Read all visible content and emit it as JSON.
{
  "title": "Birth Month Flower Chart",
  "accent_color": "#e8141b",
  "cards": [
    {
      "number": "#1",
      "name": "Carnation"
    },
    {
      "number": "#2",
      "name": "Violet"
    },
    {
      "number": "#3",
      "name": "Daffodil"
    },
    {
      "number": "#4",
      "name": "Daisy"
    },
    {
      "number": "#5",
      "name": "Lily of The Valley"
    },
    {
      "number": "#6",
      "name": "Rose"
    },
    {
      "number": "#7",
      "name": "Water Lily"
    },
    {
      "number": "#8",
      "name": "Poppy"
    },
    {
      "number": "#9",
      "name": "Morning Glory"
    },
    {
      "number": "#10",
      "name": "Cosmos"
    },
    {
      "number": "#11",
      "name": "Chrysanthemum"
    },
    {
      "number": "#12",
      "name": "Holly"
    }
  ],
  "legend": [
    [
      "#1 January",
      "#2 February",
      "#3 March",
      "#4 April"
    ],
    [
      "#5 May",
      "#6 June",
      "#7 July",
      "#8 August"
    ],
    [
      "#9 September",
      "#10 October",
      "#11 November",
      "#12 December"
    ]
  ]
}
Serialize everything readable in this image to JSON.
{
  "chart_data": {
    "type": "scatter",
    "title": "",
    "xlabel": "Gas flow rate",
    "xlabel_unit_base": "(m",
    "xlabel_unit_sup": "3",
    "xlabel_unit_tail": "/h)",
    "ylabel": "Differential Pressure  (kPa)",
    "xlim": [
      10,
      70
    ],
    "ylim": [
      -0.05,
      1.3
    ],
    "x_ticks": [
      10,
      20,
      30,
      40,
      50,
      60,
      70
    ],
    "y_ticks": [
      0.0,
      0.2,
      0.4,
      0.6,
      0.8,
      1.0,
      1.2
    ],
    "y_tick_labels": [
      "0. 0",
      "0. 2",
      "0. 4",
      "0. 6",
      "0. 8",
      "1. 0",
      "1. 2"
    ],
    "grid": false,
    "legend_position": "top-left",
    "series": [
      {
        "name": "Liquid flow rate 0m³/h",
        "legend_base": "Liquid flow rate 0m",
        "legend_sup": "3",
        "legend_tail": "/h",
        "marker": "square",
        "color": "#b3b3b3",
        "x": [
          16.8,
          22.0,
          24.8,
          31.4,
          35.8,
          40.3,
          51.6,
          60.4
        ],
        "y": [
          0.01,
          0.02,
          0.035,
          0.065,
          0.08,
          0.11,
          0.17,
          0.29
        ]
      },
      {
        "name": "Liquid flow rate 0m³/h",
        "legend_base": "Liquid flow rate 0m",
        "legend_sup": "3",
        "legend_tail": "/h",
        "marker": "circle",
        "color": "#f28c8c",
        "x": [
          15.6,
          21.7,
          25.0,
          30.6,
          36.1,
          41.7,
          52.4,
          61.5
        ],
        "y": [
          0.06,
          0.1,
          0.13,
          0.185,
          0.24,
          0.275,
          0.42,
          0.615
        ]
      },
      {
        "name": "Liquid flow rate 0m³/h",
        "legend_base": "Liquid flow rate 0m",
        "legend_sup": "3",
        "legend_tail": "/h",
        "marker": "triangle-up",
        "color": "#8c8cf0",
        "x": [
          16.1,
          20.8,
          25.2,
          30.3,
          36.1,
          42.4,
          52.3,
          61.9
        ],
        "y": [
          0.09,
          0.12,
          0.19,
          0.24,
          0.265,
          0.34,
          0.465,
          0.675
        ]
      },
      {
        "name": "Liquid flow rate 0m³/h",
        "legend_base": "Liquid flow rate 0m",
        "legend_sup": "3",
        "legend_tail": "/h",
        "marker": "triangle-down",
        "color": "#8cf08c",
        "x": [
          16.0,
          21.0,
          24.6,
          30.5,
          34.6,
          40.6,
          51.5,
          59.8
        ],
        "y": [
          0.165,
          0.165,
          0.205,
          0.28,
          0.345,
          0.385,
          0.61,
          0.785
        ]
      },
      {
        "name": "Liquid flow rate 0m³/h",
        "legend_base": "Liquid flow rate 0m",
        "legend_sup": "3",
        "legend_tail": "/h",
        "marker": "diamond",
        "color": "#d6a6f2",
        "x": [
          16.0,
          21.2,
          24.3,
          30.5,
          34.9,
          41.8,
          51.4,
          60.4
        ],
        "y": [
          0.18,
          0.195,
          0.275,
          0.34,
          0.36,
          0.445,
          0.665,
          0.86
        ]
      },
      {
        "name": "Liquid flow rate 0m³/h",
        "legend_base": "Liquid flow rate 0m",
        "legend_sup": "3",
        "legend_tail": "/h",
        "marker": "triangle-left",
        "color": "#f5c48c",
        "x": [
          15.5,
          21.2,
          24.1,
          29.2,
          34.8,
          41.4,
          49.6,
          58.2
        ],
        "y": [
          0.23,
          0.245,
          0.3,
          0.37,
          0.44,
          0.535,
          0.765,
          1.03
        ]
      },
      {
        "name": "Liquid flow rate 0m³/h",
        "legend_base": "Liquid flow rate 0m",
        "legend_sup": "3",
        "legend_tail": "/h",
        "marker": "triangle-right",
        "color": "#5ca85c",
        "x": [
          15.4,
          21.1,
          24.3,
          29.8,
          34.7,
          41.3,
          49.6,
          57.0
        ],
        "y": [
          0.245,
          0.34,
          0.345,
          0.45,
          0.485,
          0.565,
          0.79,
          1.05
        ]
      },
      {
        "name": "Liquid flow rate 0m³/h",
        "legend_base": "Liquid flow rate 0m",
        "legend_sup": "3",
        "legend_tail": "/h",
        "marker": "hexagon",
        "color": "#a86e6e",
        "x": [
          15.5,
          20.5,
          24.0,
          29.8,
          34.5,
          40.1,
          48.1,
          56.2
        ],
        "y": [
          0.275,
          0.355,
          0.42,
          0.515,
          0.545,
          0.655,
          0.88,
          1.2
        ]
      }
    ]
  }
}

----

*Task details*
Would you reproduce the material above in full, exactly as given?

*Finished exercise*
Read all visible content and emit it as JSON.
{
  "title": "Birth Month Flower Chart",
  "accent_color": "#e8141b",
  "cards": [
    {
      "number": "#1",
      "name": "Carnation"
    },
    {
      "number": "#2",
      "name": "Violet"
    },
    {
      "number": "#3",
      "name": "Daffodil"
    },
    {
      "number": "#4",
      "name": "Daisy"
    },
    {
      "number": "#5",
      "name": "Lily of The Valley"
    },
    {
      "number": "#6",
      "name": "Rose"
    },
    {
      "number": "#7",
      "name": "Water Lily"
    },
    {
      "number": "#8",
      "name": "Poppy"
    },
    {
      "number": "#9",
      "name": "Morning Glory"
    },
    {
      "number": "#10",
      "name": "Cosmos"
    },
    {
      "number": "#11",
      "name": "Chrysanthemum"
    },
    {
      "number": "#12",
      "name": "Holly"
    }
  ],
  "legend": [
    [
      "#1 January",
      "#2 February",
      "#3 March",
      "#4 April"
    ],
    [
      "#5 May",
      "#6 June",
      "#7 July",
      "#8 August"
    ],
    [
      "#9 September",
      "#10 October",
      "#11 November",
      "#12 December"
    ]
  ]
}
Serialize everything readable in this image to JSON.
{
  "chart_data": {
    "type": "scatter",
    "title": "",
    "xlabel": "Gas flow rate",
    "xlabel_unit_base": "(m",
    "xlabel_unit_sup": "3",
    "xlabel_unit_tail": "/h)",
    "ylabel": "Differential Pressure  (kPa)",
    "xlim": [
      10,
      70
    ],
    "ylim": [
      -0.05,
      1.3
    ],
    "x_ticks": [
      10,
      20,
      30,
      40,
      50,
      60,
      70
    ],
    "y_ticks": [
      0.0,
      0.2,
      0.4,
      0.6,
      0.8,
      1.0,
      1.2
    ],
    "y_tick_labels": [
      "0. 0",
      "0. 2",
      "0. 4",
      "0. 6",
      "0. 8",
      "1. 0",
      "1. 2"
    ],
    "grid": false,
    "legend_position": "top-left",
    "series": [
      {
        "name": "Liquid flow rate 0m³/h",
        "legend_base": "Liquid flow rate 0m",
        "legend_sup": "3",
        "legend_tail": "/h",
        "marker": "square",
        "color": "#b3b3b3",
        "x": [
          16.8,
          22.0,
          24.8,
          31.4,
          35.8,
          40.3,
          51.6,
          60.4
        ],
        "y": [
          0.01,
          0.02,
          0.035,
          0.065,
          0.08,
          0.11,
          0.17,
          0.29
        ]
      },
      {
        "name": "Liquid flow rate 0m³/h",
        "legend_base": "Liquid flow rate 0m",
        "legend_sup": "3",
        "legend_tail": "/h",
        "marker": "circle",
        "color": "#f28c8c",
        "x": [
          15.6,
          21.7,
          25.0,
          30.6,
          36.1,
          41.7,
          52.4,
          61.5
        ],
        "y": [
          0.06,
          0.1,
          0.13,
          0.185,
          0.24,
          0.275,
          0.42,
          0.615
        ]
      },
      {
        "name": "Liquid flow rate 0m³/h",
        "legend_base": "Liquid flow rate 0m",
        "legend_sup": "3",
        "legend_tail": "/h",
        "marker": "triangle-up",
        "color": "#8c8cf0",
        "x": [
          16.1,
          20.8,
          25.2,
          30.3,
          36.1,
          42.4,
          52.3,
          61.9
        ],
        "y": [
          0.09,
          0.12,
          0.19,
          0.24,
          0.265,
          0.34,
          0.465,
          0.675
        ]
      },
      {
        "name": "Liquid flow rate 0m³/h",
        "legend_base": "Liquid flow rate 0m",
        "legend_sup": "3",
        "legend_tail": "/h",
        "marker": "triangle-down",
        "color": "#8cf08c",
        "x": [
          16.0,
          21.0,
          24.6,
          30.5,
          34.6,
          40.6,
          51.5,
          59.8
        ],
        "y": [
          0.165,
          0.165,
          0.205,
          0.28,
          0.345,
          0.385,
          0.61,
          0.785
        ]
      },
      {
        "name": "Liquid flow rate 0m³/h",
        "legend_base": "Liquid flow rate 0m",
        "legend_sup": "3",
        "legend_tail": "/h",
        "marker": "diamond",
        "color": "#d6a6f2",
        "x": [
          16.0,
          21.2,
          24.3,
          30.5,
          34.9,
          41.8,
          51.4,
          60.4
        ],
        "y": [
          0.18,
          0.195,
          0.275,
          0.34,
          0.36,
          0.445,
          0.665,
          0.86
        ]
      },
      {
        "name": "Liquid flow rate 0m³/h",
        "legend_base": "Liquid flow rate 0m",
        "legend_sup": "3",
        "legend_tail": "/h",
        "marker": "triangle-left",
        "color": "#f5c48c",
        "x": [
          15.5,
          21.2,
          24.1,
          29.2,
          34.8,
          41.4,
          49.6,
          58.2
        ],
        "y": [
          0.23,
          0.245,
          0.3,
          0.37,
          0.44,
          0.535,
          0.765,
          1.03
        ]
      },
      {
        "name": "Liquid flow rate 0m³/h",
        "legend_base": "Liquid flow rate 0m",
        "legend_sup": "3",
        "legend_tail": "/h",
        "marker": "triangle-right",
        "color": "#5ca85c",
        "x": [
          15.4,
          21.1,
          24.3,
          29.8,
          34.7,
          41.3,
          49.6,
          57.0
        ],
        "y": [
          0.245,
          0.34,
          0.345,
          0.45,
          0.485,
          0.565,
          0.79,
          1.05
        ]
      },
      {
        "name": "Liquid flow rate 0m³/h",
        "legend_base": "Liquid flow rate 0m",
        "legend_sup": "3",
        "legend_tail": "/h",
        "marker": "hexagon",
        "color": "#a86e6e",
        "x": [
          15.5,
          20.5,
          24.0,
          29.8,
          34.5,
          40.1,
          48.1,
          56.2
        ],
        "y": [
          0.275,
          0.355,
          0.42,
          0.515,
          0.545,
          0.655,
          0.88,
          1.2
        ]
      }
    ]
  }
}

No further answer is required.